THE EXERCISE ->
Type out the data exactly as given. Skip any image.

Collected data
-- -- --
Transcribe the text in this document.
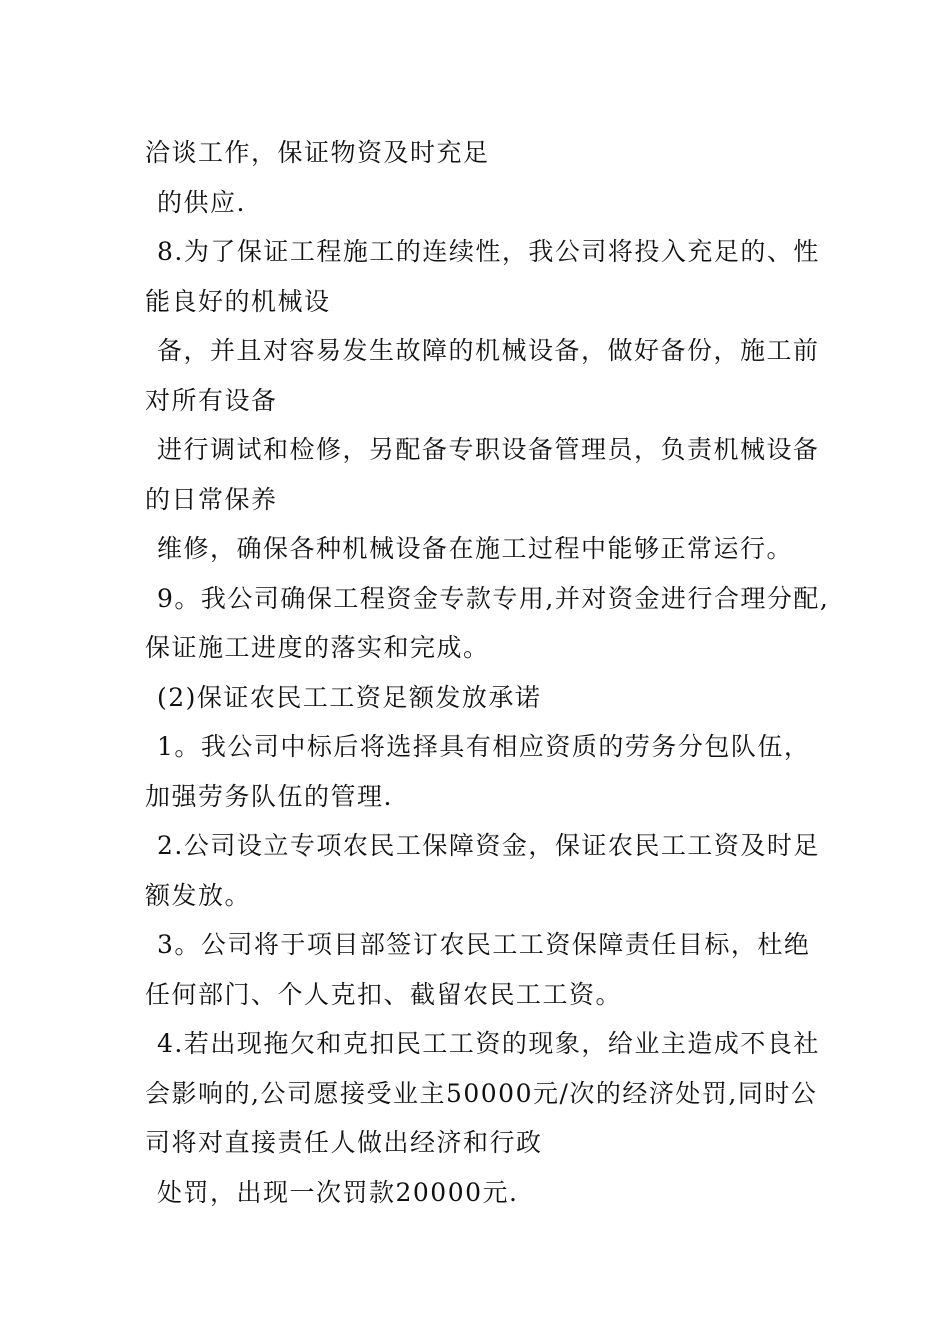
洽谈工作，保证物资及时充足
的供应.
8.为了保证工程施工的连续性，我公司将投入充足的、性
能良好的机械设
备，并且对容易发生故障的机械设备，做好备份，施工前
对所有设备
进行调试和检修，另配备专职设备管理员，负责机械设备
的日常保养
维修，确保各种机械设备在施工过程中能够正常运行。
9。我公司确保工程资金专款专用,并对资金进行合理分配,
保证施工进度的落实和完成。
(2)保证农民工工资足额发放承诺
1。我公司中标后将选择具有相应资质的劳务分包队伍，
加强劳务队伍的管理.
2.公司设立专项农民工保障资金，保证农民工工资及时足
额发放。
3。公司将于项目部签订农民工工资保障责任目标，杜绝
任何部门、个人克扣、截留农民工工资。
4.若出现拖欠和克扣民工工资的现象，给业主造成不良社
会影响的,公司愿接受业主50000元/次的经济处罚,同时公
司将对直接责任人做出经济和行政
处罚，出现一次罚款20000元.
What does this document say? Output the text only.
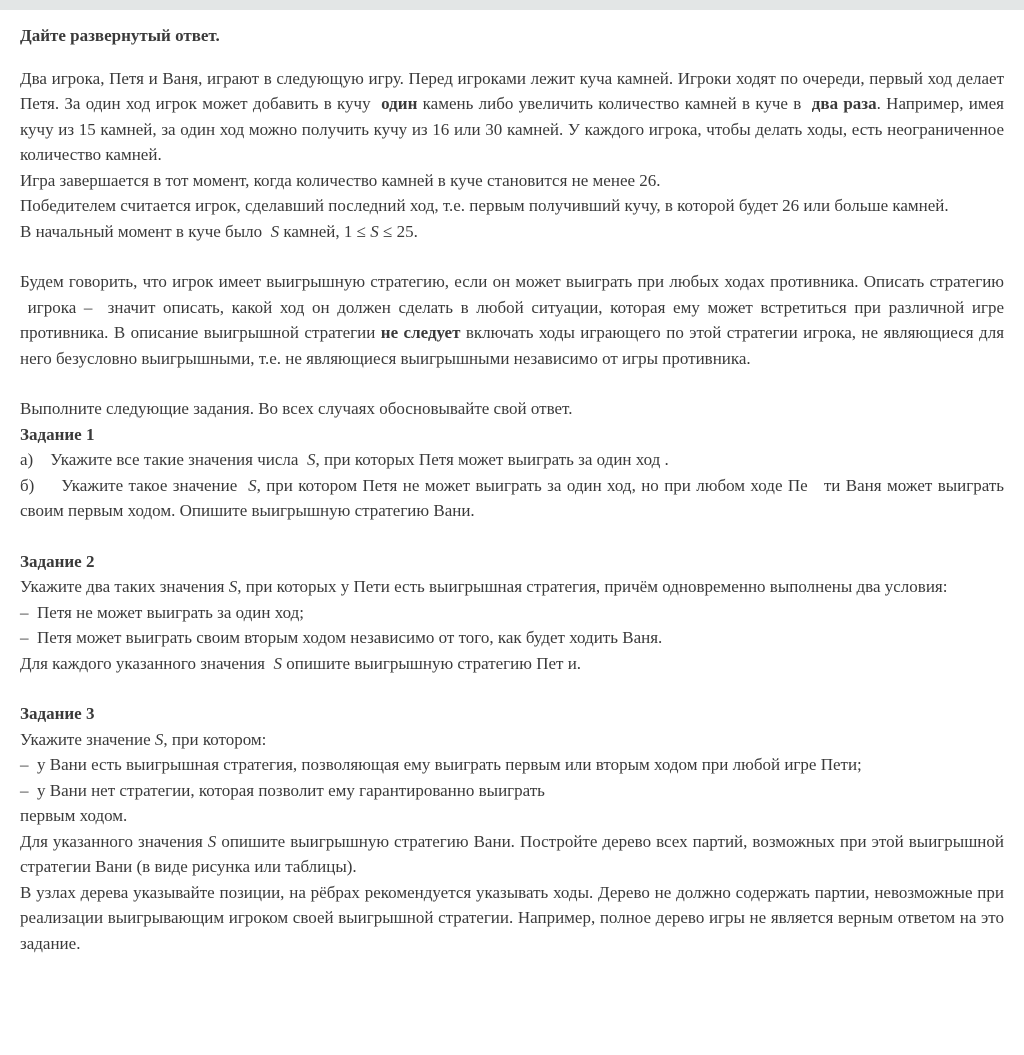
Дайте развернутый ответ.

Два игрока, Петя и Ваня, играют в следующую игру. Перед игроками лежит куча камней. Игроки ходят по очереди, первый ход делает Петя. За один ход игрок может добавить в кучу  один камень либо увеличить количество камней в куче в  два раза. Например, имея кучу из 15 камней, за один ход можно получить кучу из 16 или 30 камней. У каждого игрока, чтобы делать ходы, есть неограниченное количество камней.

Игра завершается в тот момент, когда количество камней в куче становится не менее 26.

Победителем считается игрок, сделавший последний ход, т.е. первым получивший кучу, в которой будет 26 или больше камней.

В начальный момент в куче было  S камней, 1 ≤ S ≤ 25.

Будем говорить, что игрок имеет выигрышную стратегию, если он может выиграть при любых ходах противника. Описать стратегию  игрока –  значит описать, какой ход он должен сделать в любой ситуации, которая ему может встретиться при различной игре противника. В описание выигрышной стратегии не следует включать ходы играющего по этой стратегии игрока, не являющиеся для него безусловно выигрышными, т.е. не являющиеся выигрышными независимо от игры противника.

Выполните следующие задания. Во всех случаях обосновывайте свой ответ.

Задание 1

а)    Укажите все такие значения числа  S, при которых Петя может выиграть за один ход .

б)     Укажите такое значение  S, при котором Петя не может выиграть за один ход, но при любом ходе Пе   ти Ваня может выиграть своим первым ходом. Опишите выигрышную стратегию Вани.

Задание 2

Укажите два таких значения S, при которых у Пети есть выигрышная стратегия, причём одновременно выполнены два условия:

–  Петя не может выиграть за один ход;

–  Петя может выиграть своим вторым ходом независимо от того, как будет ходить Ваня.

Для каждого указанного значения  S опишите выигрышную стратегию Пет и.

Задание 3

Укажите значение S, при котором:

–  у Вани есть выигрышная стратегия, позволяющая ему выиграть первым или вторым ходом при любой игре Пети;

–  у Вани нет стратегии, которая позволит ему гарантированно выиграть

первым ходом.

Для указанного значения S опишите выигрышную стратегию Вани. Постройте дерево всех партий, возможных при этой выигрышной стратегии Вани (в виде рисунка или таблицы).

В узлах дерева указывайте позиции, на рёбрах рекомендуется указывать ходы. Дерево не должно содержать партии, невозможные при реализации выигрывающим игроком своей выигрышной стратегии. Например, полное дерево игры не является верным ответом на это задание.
-- -- --
TASK RESULT ->
Transcribe the text in this document.
洽谈工作，保证物资及时充足
的供应.
8.为了保证工程施工的连续性，我公司将投入充足的、性
能良好的机械设
备，并且对容易发生故障的机械设备，做好备份，施工前
对所有设备
进行调试和检修，另配备专职设备管理员，负责机械设备
的日常保养
维修，确保各种机械设备在施工过程中能够正常运行。
9。我公司确保工程资金专款专用,并对资金进行合理分配,
保证施工进度的落实和完成。
(2)保证农民工工资足额发放承诺
1。我公司中标后将选择具有相应资质的劳务分包队伍，
加强劳务队伍的管理.
2.公司设立专项农民工保障资金，保证农民工工资及时足
额发放。
3。公司将于项目部签订农民工工资保障责任目标，杜绝
任何部门、个人克扣、截留农民工工资。
4.若出现拖欠和克扣民工工资的现象，给业主造成不良社
会影响的,公司愿接受业主50000元/次的经济处罚,同时公
司将对直接责任人做出经济和行政
处罚，出现一次罚款20000元.
What does this document say? Output the text only.
Дайте развернутый ответ.

Два игрока, Петя и Ваня, играют в следующую игру. Перед игроками лежит куча камней. Игроки ходят по очереди, первый ход делает Петя. За один ход игрок может добавить в кучу  один камень либо увеличить количество камней в куче в  два раза. Например, имея кучу из 15 камней, за один ход можно получить кучу из 16 или 30 камней. У каждого игрока, чтобы делать ходы, есть неограниченное количество камней.

Игра завершается в тот момент, когда количество камней в куче становится не менее 26.

Победителем считается игрок, сделавший последний ход, т.е. первым получивший кучу, в которой будет 26 или больше камней.

В начальный момент в куче было  S камней, 1 ≤ S ≤ 25.

Будем говорить, что игрок имеет выигрышную стратегию, если он может выиграть при любых ходах противника. Описать стратегию  игрока –  значит описать, какой ход он должен сделать в любой ситуации, которая ему может встретиться при различной игре противника. В описание выигрышной стратегии не следует включать ходы играющего по этой стратегии игрока, не являющиеся для него безусловно выигрышными, т.е. не являющиеся выигрышными независимо от игры противника.

Выполните следующие задания. Во всех случаях обосновывайте свой ответ.

Задание 1

а)    Укажите все такие значения числа  S, при которых Петя может выиграть за один ход .

б)     Укажите такое значение  S, при котором Петя не может выиграть за один ход, но при любом ходе Пе   ти Ваня может выиграть своим первым ходом. Опишите выигрышную стратегию Вани.

Задание 2

Укажите два таких значения S, при которых у Пети есть выигрышная стратегия, причём одновременно выполнены два условия:

–  Петя не может выиграть за один ход;

–  Петя может выиграть своим вторым ходом независимо от того, как будет ходить Ваня.

Для каждого указанного значения  S опишите выигрышную стратегию Пет и.

Задание 3

Укажите значение S, при котором:

–  у Вани есть выигрышная стратегия, позволяющая ему выиграть первым или вторым ходом при любой игре Пети;

–  у Вани нет стратегии, которая позволит ему гарантированно выиграть

первым ходом.

Для указанного значения S опишите выигрышную стратегию Вани. Постройте дерево всех партий, возможных при этой выигрышной стратегии Вани (в виде рисунка или таблицы).

В узлах дерева указывайте позиции, на рёбрах рекомендуется указывать ходы. Дерево не должно содержать партии, невозможные при реализации выигрывающим игроком своей выигрышной стратегии. Например, полное дерево игры не является верным ответом на это задание.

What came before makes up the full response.